**Task input**
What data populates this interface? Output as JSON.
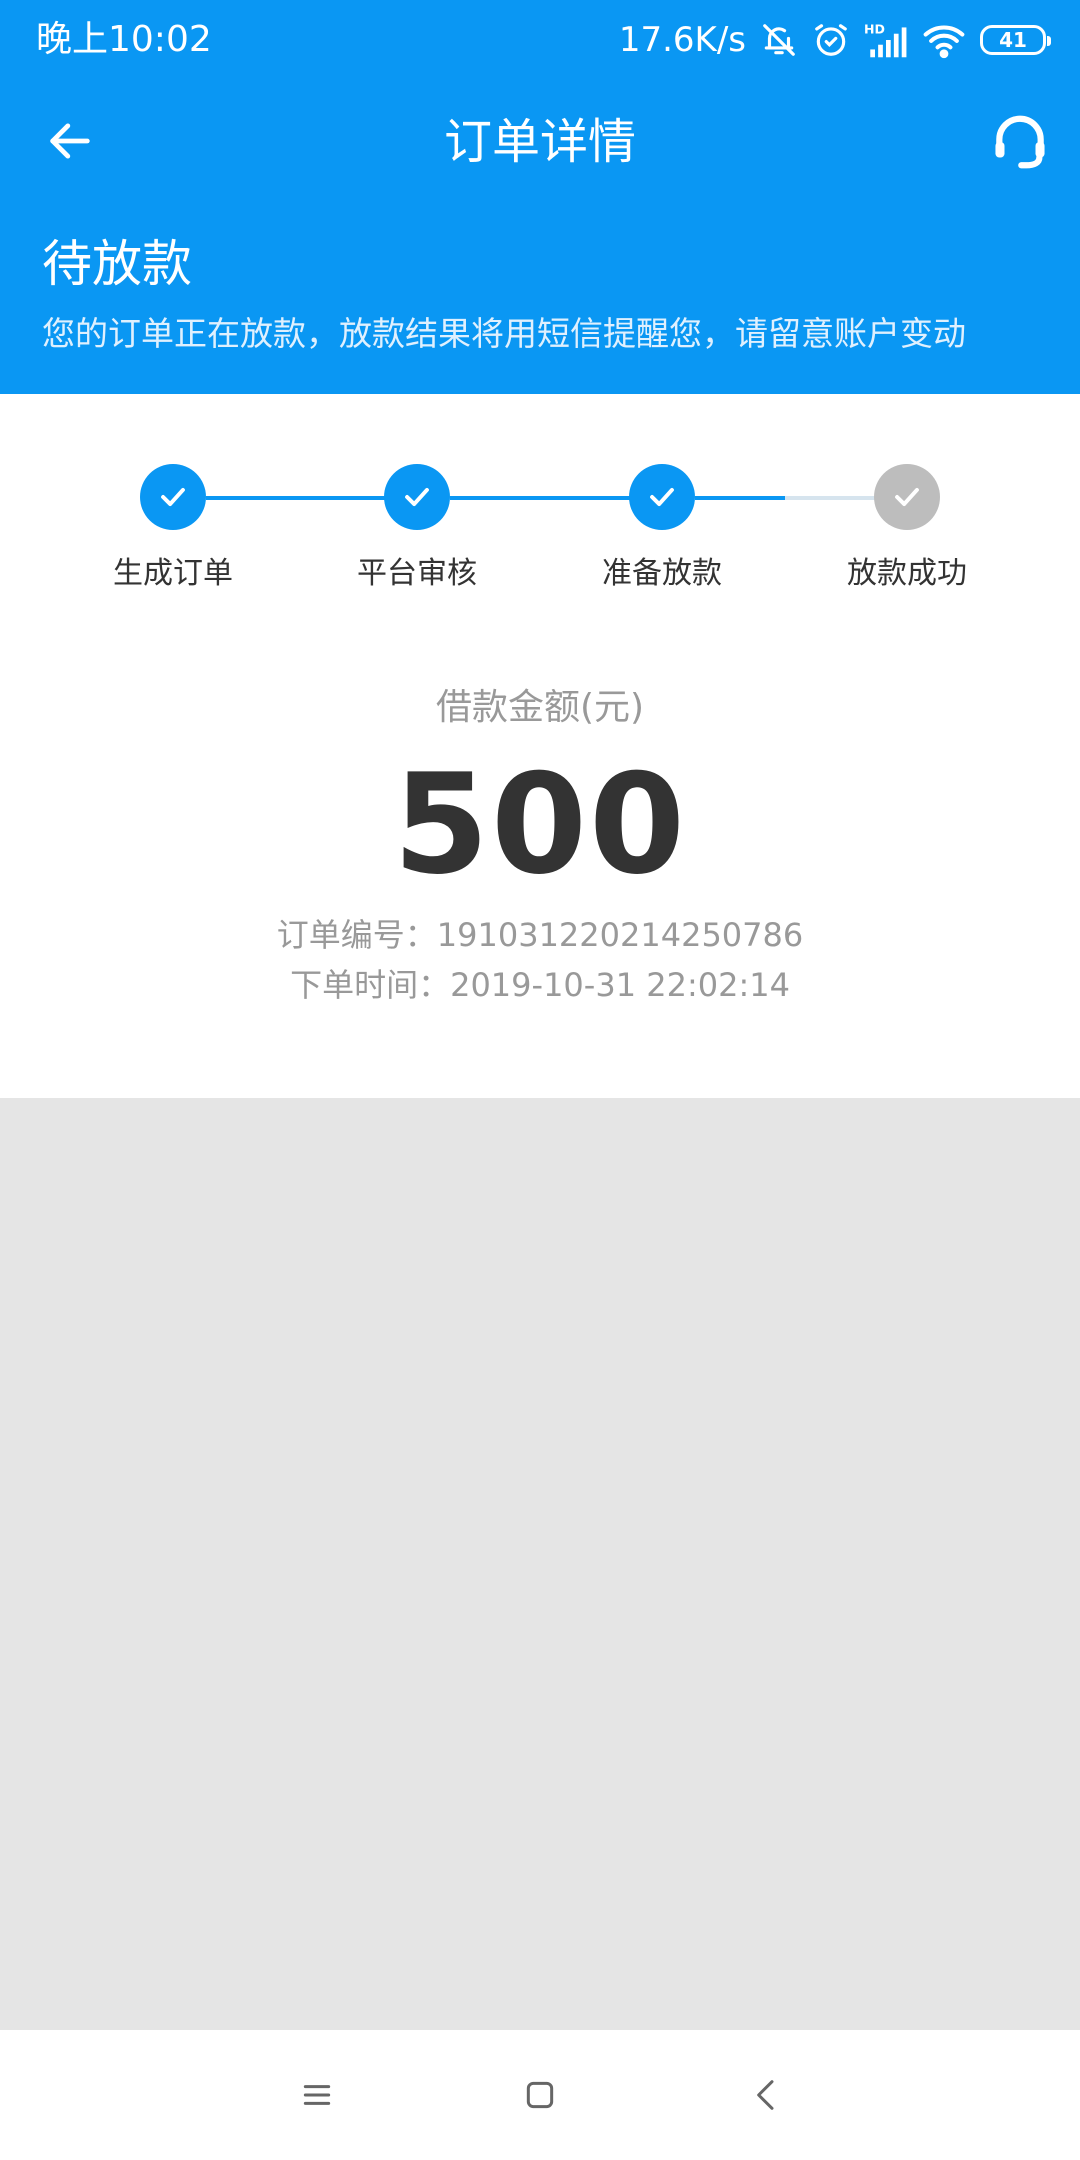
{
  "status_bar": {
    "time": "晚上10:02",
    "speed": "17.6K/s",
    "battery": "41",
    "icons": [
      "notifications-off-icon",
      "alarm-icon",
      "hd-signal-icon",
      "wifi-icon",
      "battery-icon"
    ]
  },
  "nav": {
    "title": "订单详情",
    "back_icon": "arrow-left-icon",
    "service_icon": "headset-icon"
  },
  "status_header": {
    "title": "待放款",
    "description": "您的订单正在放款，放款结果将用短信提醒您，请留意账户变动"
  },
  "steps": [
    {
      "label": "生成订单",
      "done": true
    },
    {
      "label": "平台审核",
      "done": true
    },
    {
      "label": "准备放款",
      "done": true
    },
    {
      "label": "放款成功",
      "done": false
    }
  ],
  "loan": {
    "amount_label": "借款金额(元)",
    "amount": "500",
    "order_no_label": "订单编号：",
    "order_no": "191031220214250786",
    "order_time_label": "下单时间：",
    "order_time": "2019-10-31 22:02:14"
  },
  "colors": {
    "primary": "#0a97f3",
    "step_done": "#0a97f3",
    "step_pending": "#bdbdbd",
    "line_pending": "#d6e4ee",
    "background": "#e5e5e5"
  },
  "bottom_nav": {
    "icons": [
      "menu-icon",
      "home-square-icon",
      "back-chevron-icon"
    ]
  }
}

**Task description**
Copy each line exactly, and leave the pictures out of your copy.

**Output of the task**
What data populates this interface? Output as JSON.
{
  "status_bar": {
    "time": "晚上10:02",
    "speed": "17.6K/s",
    "battery": "41",
    "icons": [
      "notifications-off-icon",
      "alarm-icon",
      "hd-signal-icon",
      "wifi-icon",
      "battery-icon"
    ]
  },
  "nav": {
    "title": "订单详情",
    "back_icon": "arrow-left-icon",
    "service_icon": "headset-icon"
  },
  "status_header": {
    "title": "待放款",
    "description": "您的订单正在放款，放款结果将用短信提醒您，请留意账户变动"
  },
  "steps": [
    {
      "label": "生成订单",
      "done": true
    },
    {
      "label": "平台审核",
      "done": true
    },
    {
      "label": "准备放款",
      "done": true
    },
    {
      "label": "放款成功",
      "done": false
    }
  ],
  "loan": {
    "amount_label": "借款金额(元)",
    "amount": "500",
    "order_no_label": "订单编号：",
    "order_no": "191031220214250786",
    "order_time_label": "下单时间：",
    "order_time": "2019-10-31 22:02:14"
  },
  "colors": {
    "primary": "#0a97f3",
    "step_done": "#0a97f3",
    "step_pending": "#bdbdbd",
    "line_pending": "#d6e4ee",
    "background": "#e5e5e5"
  },
  "bottom_nav": {
    "icons": [
      "menu-icon",
      "home-square-icon",
      "back-chevron-icon"
    ]
  }
}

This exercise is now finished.